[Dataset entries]

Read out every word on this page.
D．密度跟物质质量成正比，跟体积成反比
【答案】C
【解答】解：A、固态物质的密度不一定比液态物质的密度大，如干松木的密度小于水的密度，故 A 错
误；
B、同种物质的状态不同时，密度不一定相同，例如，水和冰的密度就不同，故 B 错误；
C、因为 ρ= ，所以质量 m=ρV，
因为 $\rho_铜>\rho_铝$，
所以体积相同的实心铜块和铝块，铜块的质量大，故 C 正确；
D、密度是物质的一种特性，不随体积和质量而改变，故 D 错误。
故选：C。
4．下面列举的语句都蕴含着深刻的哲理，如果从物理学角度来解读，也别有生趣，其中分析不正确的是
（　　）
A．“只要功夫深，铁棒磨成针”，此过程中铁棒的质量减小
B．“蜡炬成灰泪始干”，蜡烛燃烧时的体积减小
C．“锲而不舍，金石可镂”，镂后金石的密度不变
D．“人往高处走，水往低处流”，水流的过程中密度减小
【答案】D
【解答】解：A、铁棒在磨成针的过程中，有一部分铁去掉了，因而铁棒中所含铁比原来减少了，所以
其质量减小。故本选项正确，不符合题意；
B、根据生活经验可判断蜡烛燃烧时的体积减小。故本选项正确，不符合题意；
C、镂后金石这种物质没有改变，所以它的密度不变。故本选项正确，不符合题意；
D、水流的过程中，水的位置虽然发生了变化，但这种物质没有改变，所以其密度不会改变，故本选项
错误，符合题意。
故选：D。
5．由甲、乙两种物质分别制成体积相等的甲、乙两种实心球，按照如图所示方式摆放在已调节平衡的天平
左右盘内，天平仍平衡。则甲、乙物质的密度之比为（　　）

## [WHAT YOU WILL DO]
Produce an exact copy of every entry above.

## [SOLUTION FOR THIS EXERCISE]
Read out every word on this page.
D．密度跟物质质量成正比，跟体积成反比
【答案】C
【解答】解：A、固态物质的密度不一定比液态物质的密度大，如干松木的密度小于水的密度，故 A 错
误；
B、同种物质的状态不同时，密度不一定相同，例如，水和冰的密度就不同，故 B 错误；
C、因为 ρ= ，所以质量 m=ρV，
因为 $\rho_铜>\rho_铝$，
所以体积相同的实心铜块和铝块，铜块的质量大，故 C 正确；
D、密度是物质的一种特性，不随体积和质量而改变，故 D 错误。
故选：C。
4．下面列举的语句都蕴含着深刻的哲理，如果从物理学角度来解读，也别有生趣，其中分析不正确的是
（　　）
A．“只要功夫深，铁棒磨成针”，此过程中铁棒的质量减小
B．“蜡炬成灰泪始干”，蜡烛燃烧时的体积减小
C．“锲而不舍，金石可镂”，镂后金石的密度不变
D．“人往高处走，水往低处流”，水流的过程中密度减小
【答案】D
【解答】解：A、铁棒在磨成针的过程中，有一部分铁去掉了，因而铁棒中所含铁比原来减少了，所以
其质量减小。故本选项正确，不符合题意；
B、根据生活经验可判断蜡烛燃烧时的体积减小。故本选项正确，不符合题意；
C、镂后金石这种物质没有改变，所以它的密度不变。故本选项正确，不符合题意；
D、水流的过程中，水的位置虽然发生了变化，但这种物质没有改变，所以其密度不会改变，故本选项
错误，符合题意。
故选：D。
5．由甲、乙两种物质分别制成体积相等的甲、乙两种实心球，按照如图所示方式摆放在已调节平衡的天平
左右盘内，天平仍平衡。则甲、乙物质的密度之比为（　　）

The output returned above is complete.